• [Parts of the exercise]
**1)** Could you condense the reply in the canoe trip thread that begins "The sections you have listed are pretty good" into a short list of its main facts?
**2)** Can you carry on the canoe trip thread from the point where it stops?

• [Extract to read]
* * * * *
# 4-5 day canoe trip suggestions



## ankf00 (Jun 18, 2007)

Hey, some friends and I are looking to go on a 4-5 day unguided canoe trip in late August. A rafting guide said this would be a good place to ask around, and I would appreciate any input you guys could offer.

Some want to do Santa Elena Canyon in Big Bend again, but I want to find a stretch out west none of us have floated before. Half the party will be intermediate paddlers, the rest having never paddled anything but a lake, if that. 


So after reading through teh internets the past couple of weeks, old threads on this site included (looked at runs various canoe outfitters do, read southwest paddler and teton gravity’s boards as well), I’m thinking the Green or Lower Gunnison. I understand the Green to have steady flows through the summer, the Gunny to be steady past Gunnison Forks. So I’ve the following stretches in mind:

Green – Sandy Wash to Green River
Green – Green River to Mineral Bottom
Green – Ruby Ranch to Colorado Confluence
Gunnison – Gunnison Forks to Whitewater
Gunnison – Chukar put in, Gunny Gorge to Whitewater

Just a stretch long enough to last 4-5 days, be pretty scenic, able to get shuttle service, etc., nothing more than class III and the option to portage big water since I don’t want to be responsible for drowning any of my buds  

Think Gunnison Forks to Whitewater would be long enough? Is it a pain to continue on through Grand Junction maybe to Loma? Should Gunny Gorge in late August still be at ~400-500cfs? How much of a handful is it at that flow? Which rapids would we not be able to portage? I was thinking use the BLM approved outfitters for a day or two in the gorge, then have them shuttle our vehicle w/ canoes, etc. to the Forks, then once there use the equipment we have in our car, and get another shuttle service for the rest of the way. And how much of a pain is it to get a BLM permit for the Green through Desolation Canyon after the lottery?

Sorry for the long post, and thanks for any tips, info., etc. you can share… I’ll probably get my first whitewater kayak next spring, and bug y’all with more noob business then…


----------



## COUNT (Jul 5, 2005)

The sections you have listed are pretty good. Be aware that the hike in to the Gunny Gorge is about 3 miles of rugged trail and would be insane to do without hiring burros to help carry gear. The burros are pretty expensive, but it's an option. The Gunny Gorge is probably 1 long day or two shorter days with scouts/portages. You should have enough water for it at that time but I'm not positive on that. There is some solid III whitewater in there that it sounds like you and your buddies will want to scout and may portage. Remember, this stretch of canyon is very remote. I believe everything is scoutable and walkable. Maybe a local can confirm this and give a better flow prediction. The stuff on the Green is pretty amazing territory and definitely worth doing. I believe some of the sections you listed need permits. There are some dams on the Colorado above Grand Junction that you would have to portage if you went that far but they are easily identifiable and walkable. Have Fun!

COUNT


----------



## Steve Kahn (Apr 17, 2004)

check out this dude's website - lots of good info:

http://home.mesastate.edu/~jerry/guide/

S


----------



## JBL (Jun 7, 2006)
* * * * *
• [Information supplied]
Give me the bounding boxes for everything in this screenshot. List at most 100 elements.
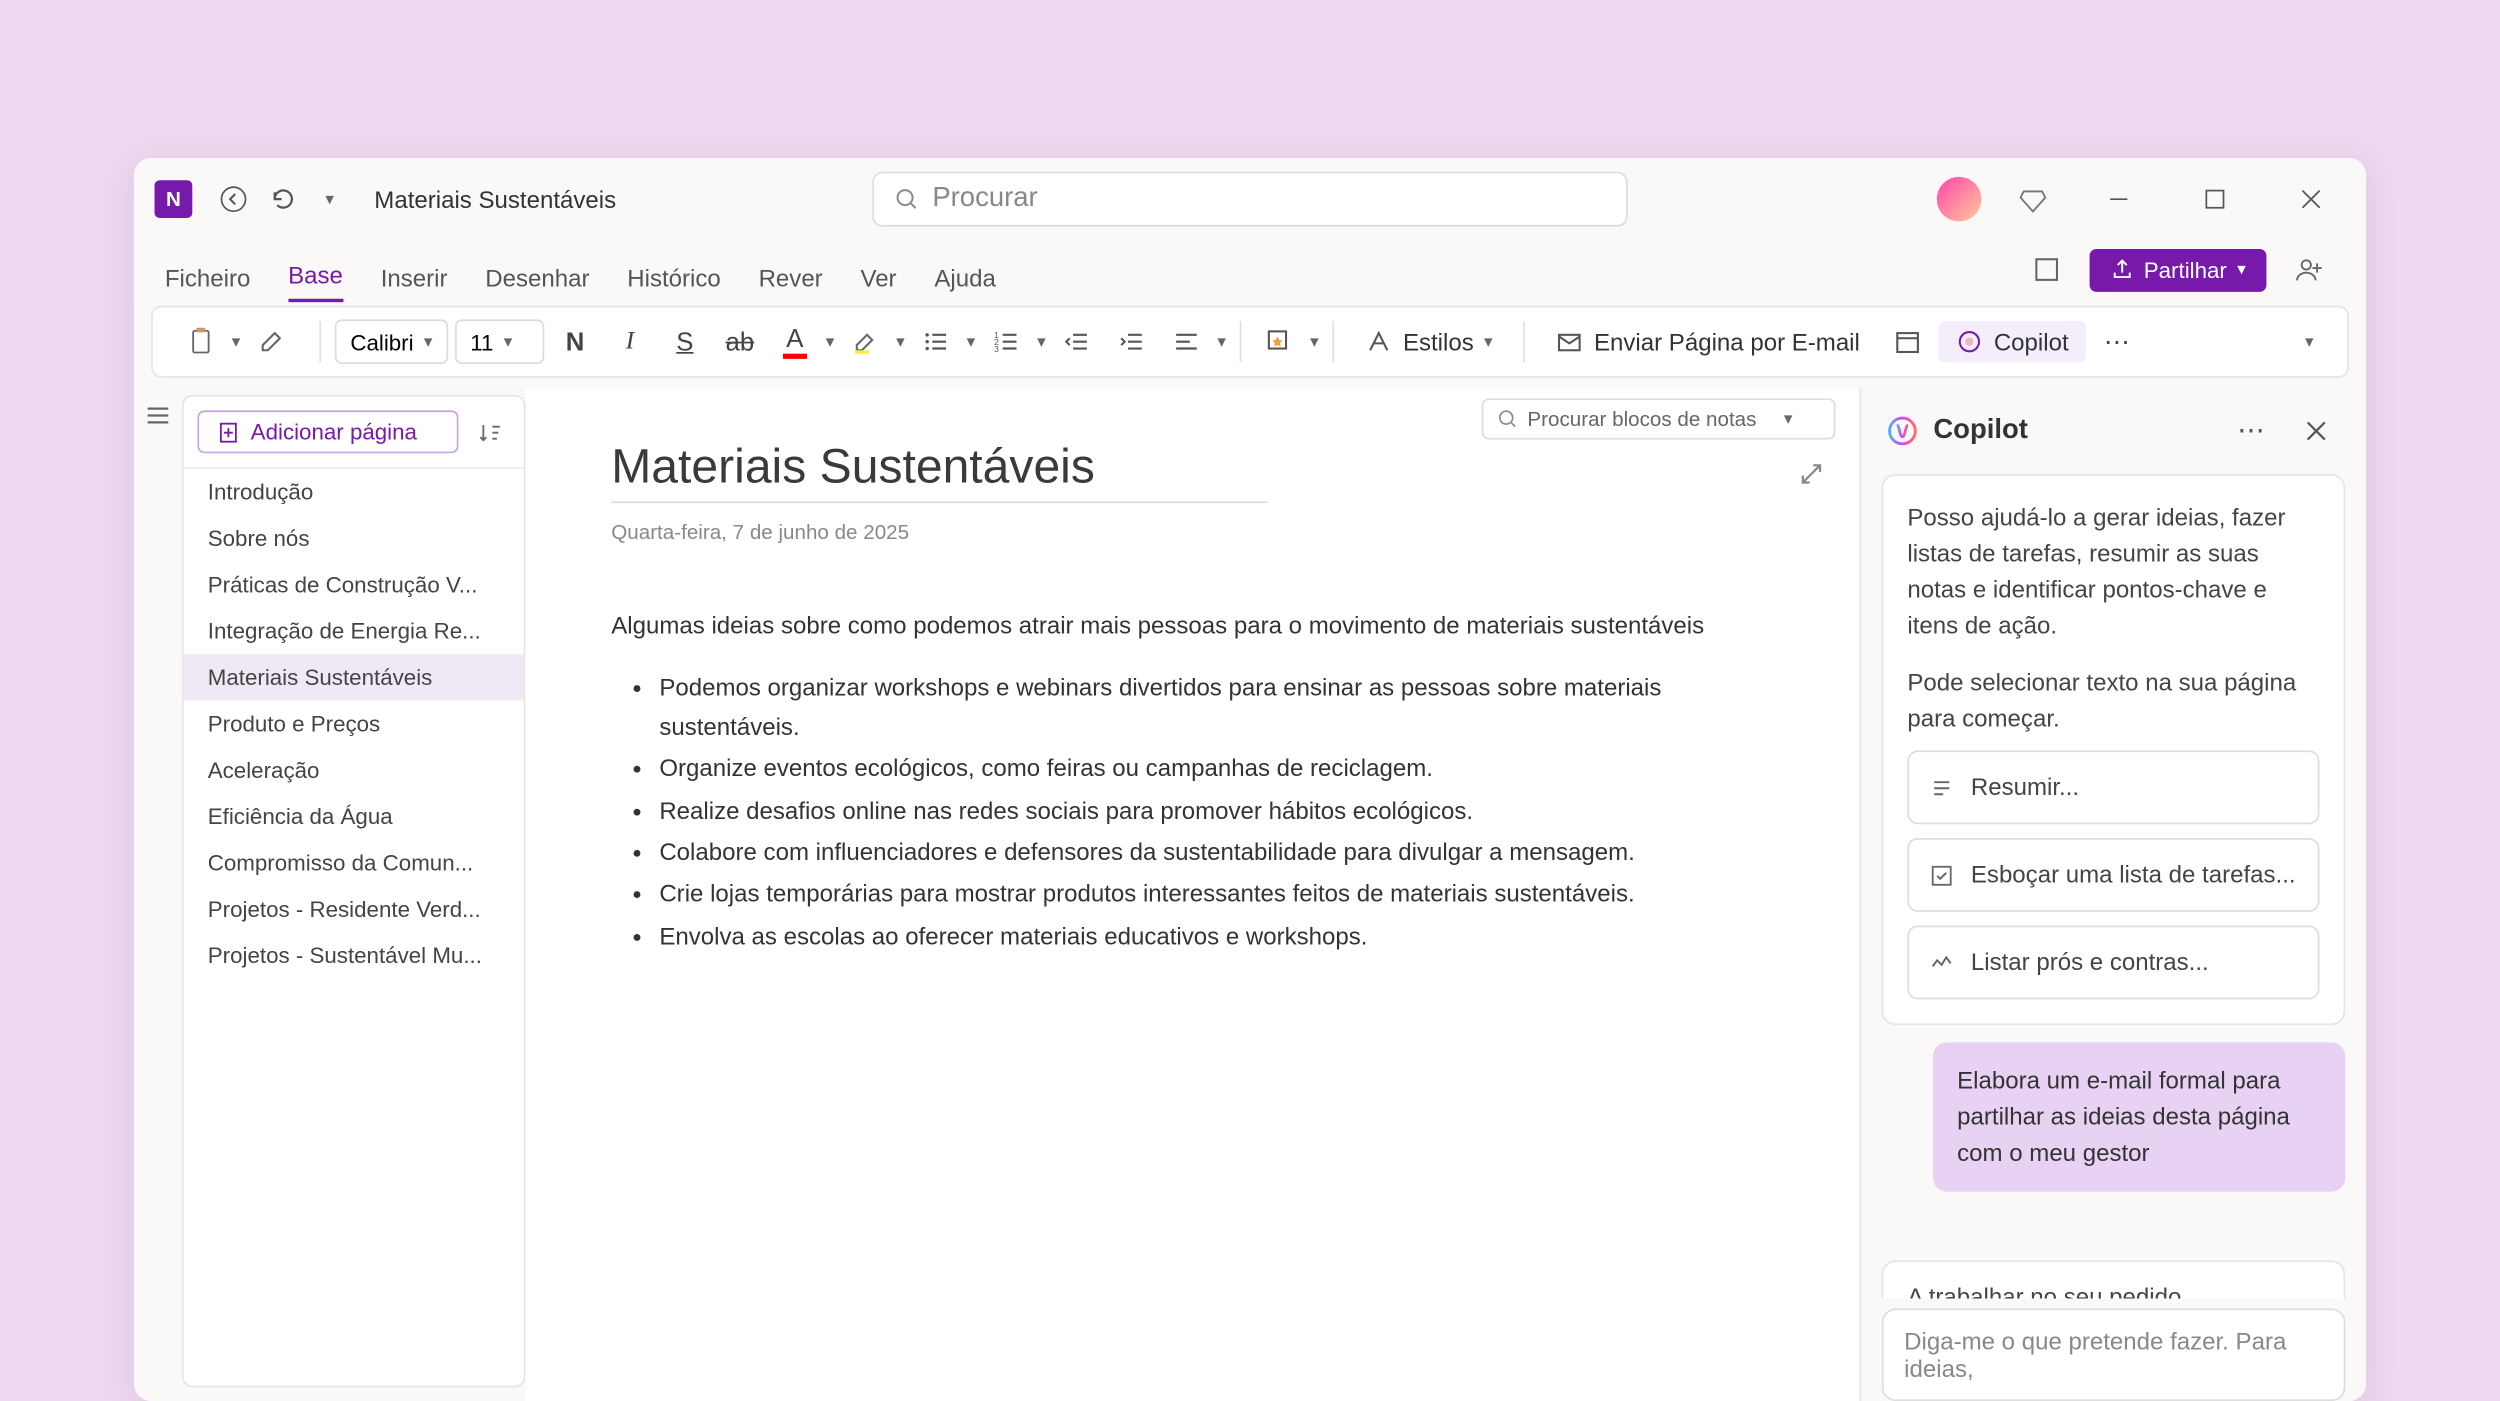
* * * * *
• [Answers to the exercise]
**1)**
- The listed sections are pretty good.
- The hike into the Gunny Gorge is about 3 miles of rugged trail. Hiring burros to carry gear is advised, though they are pretty expensive.
- The gorge takes one long day or two shorter days with scouts and portages.
- There should be enough water in late August, but this is not certain.
- The gorge has solid class III whitewater that the group will likely want to scout and may portage. The canyon is very remote.
- Everything is believed to be scoutable and walkable. A local could confirm this and give a better flow prediction.
- The Green is amazing territory and worth doing. Some of the listed sections probably need permits.
- Going as far as Grand Junction means portaging some dams on the Colorado above it, but they are easy to identify and walkable.

**2)**
If you want a really mellow but exceptionally beautiful trip, do Green River to Mineral Bottom - Labyrinth Canyon. It could be done in 5 days (6 days would better). It has incredible camping, huge beaches, amazing canyons and good side hiking.


----------



## rm&p (Mar 24, 2007)

The Yampa Canyon at flows below 1000 is a pretty good option too. If you take out at Echo Park it's a lot easier to deal with the whole Dinosaur permit process too. I'm not sure what the maximum trip length is if you go this route, but it's great to see at "base flows" as the sandbars are huge and you'll probably have the canyon to yourself. You'll have to wait until the high-use season is over too. Here's the Dinosaur River Office ph. #: 970-374-2468.


----------



## lhowemt (Apr 5, 2007)

You might also look at the Missouri River float in Central Montana. Put in at Virgelle (sp?) and float the wild and scenic section. Flat, flat, hot, hot, but in the middle of nowhere.


----------



## tuberslickmysweatyballs (Sep 24, 2005)

the trail for the Chukar putin for gunny is only a touch over a mile down...not 3. going light hiring pack horses probalby not needed for a canoe group but $85 a pop if needed and carry around 180lbs of gear each. not the end of the world split bewteen a group.

i put to together a video of our fly fishing trip down it this past april. shows us (i'm the tool rowing and squeezing the 16ft hyside down it)running boulder garden and squeeze at 460cfs. should give you a idea of what you are in for. cable is the biggest rapid and a portage would be possible river right though probably a bit of a pain in the ass. cliffs on river left.


i'd second JBL's suggestion too if you want to skip the whitewater aspect. cool float.

vid link:
Fly Fishing and Rafting Colorado


----------



## COUNT (Jul 5, 2005)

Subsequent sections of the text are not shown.